Exercise requirements:
Show all lines that include the string "color"; copy each one.

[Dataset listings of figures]
────────────────────

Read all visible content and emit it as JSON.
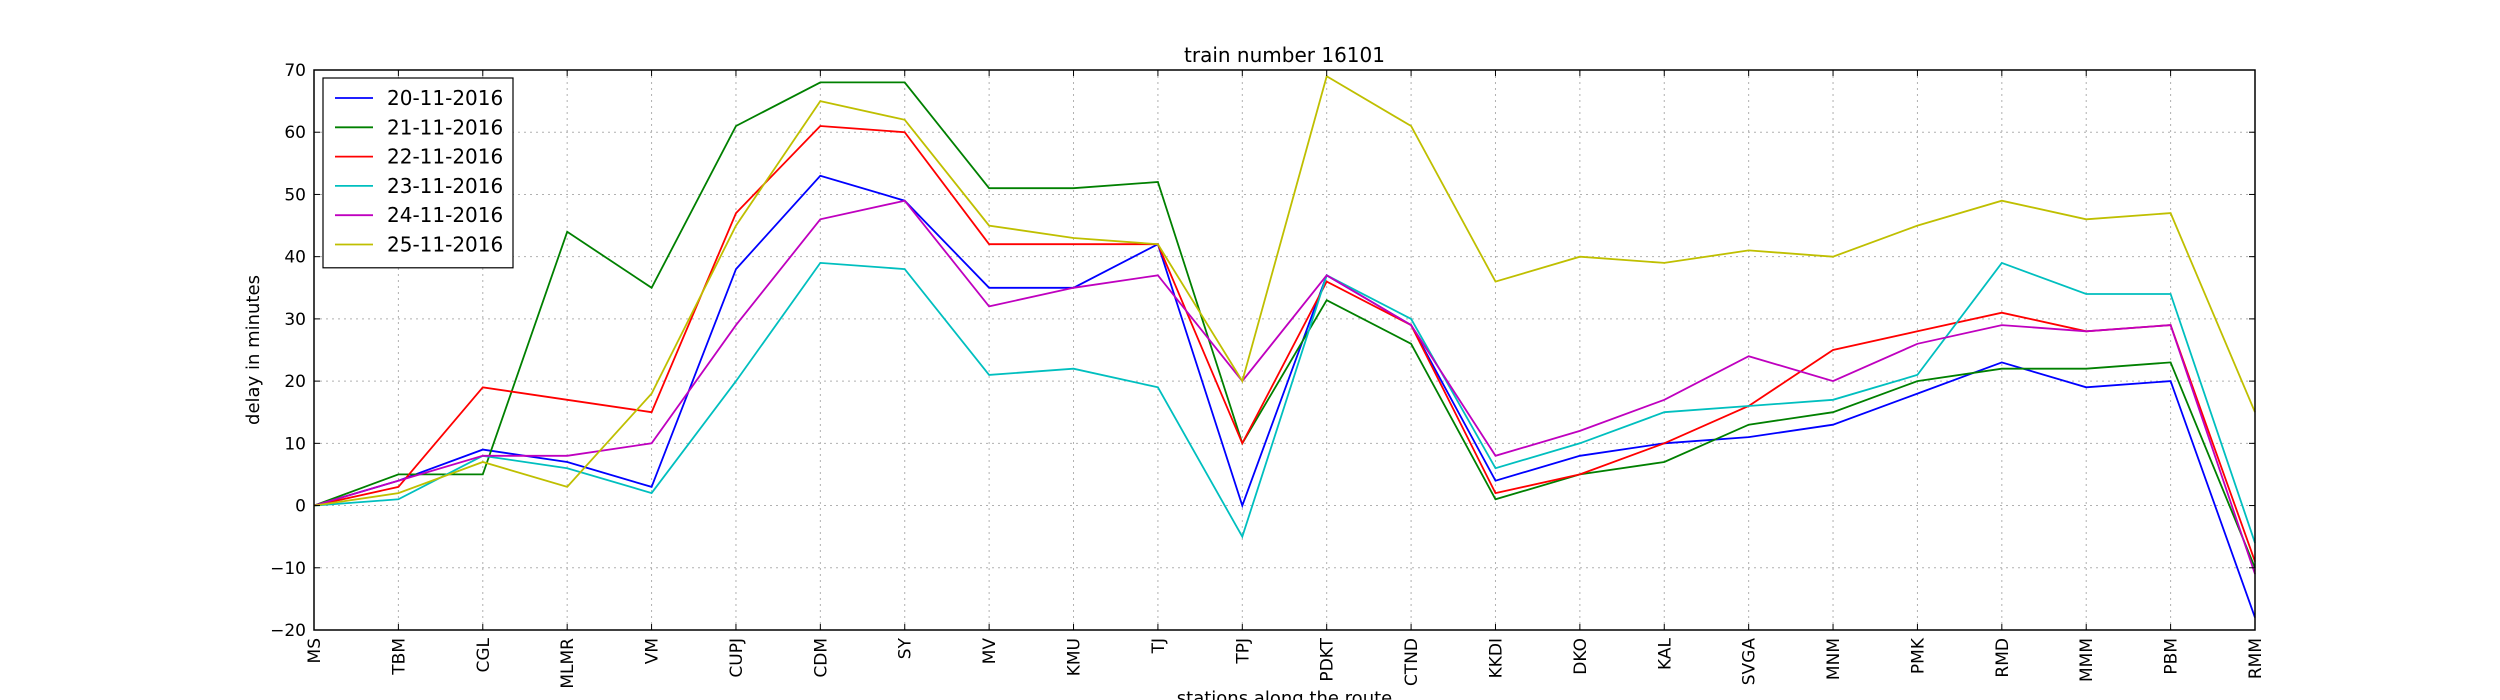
{
  "chart_data": {
    "type": "line",
    "title": "train number 16101",
    "xlabel": "stations along the route",
    "ylabel": "delay in minutes",
    "ylim": [
      -20,
      70
    ],
    "yticks": [
      -20,
      -10,
      0,
      10,
      20,
      30,
      40,
      50,
      60,
      70
    ],
    "grid": true,
    "legend_position": "top-left",
    "categories": [
      "MS",
      "TBM",
      "CGL",
      "MLMR",
      "VM",
      "CUPJ",
      "CDM",
      "SY",
      "MV",
      "KMU",
      "TJ",
      "TPJ",
      "PDKT",
      "CTND",
      "KKDI",
      "DKO",
      "KAL",
      "SVGA",
      "MNM",
      "PMK",
      "RMD",
      "MMM",
      "PBM",
      "RMM"
    ],
    "series": [
      {
        "name": "20-11-2016",
        "color": "#0000ff",
        "values": [
          0,
          4,
          9,
          7,
          3,
          38,
          53,
          49,
          35,
          35,
          42,
          0,
          37,
          29,
          4,
          8,
          10,
          11,
          13,
          18,
          23,
          19,
          20,
          -18
        ]
      },
      {
        "name": "21-11-2016",
        "color": "#008000",
        "values": [
          0,
          5,
          5,
          44,
          35,
          61,
          68,
          68,
          51,
          51,
          52,
          10,
          33,
          26,
          1,
          5,
          7,
          13,
          15,
          20,
          22,
          22,
          23,
          -10
        ]
      },
      {
        "name": "22-11-2016",
        "color": "#ff0000",
        "values": [
          0,
          3,
          19,
          17,
          15,
          47,
          61,
          60,
          42,
          42,
          42,
          10,
          36,
          29,
          2,
          5,
          10,
          16,
          25,
          28,
          31,
          28,
          29,
          -9
        ]
      },
      {
        "name": "23-11-2016",
        "color": "#00bfbf",
        "values": [
          0,
          1,
          8,
          6,
          2,
          20,
          39,
          38,
          21,
          22,
          19,
          -5,
          37,
          30,
          6,
          10,
          15,
          16,
          17,
          21,
          39,
          34,
          34,
          -6
        ]
      },
      {
        "name": "24-11-2016",
        "color": "#bf00bf",
        "values": [
          0,
          4,
          8,
          8,
          10,
          29,
          46,
          49,
          32,
          35,
          37,
          20,
          37,
          29,
          8,
          12,
          17,
          24,
          20,
          26,
          29,
          28,
          29,
          -11
        ]
      },
      {
        "name": "25-11-2016",
        "color": "#bfbf00",
        "values": [
          0,
          2,
          7,
          3,
          18,
          45,
          65,
          62,
          45,
          43,
          42,
          20,
          69,
          61,
          36,
          40,
          39,
          41,
          40,
          45,
          49,
          46,
          47,
          15
        ]
      }
    ]
  }
}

────────────────────

Result of this task:
        "color": "#0000ff",
        "color": "#008000",
        "color": "#ff0000",
        "color": "#00bfbf",
        "color": "#bf00bf",
        "color": "#bfbf00",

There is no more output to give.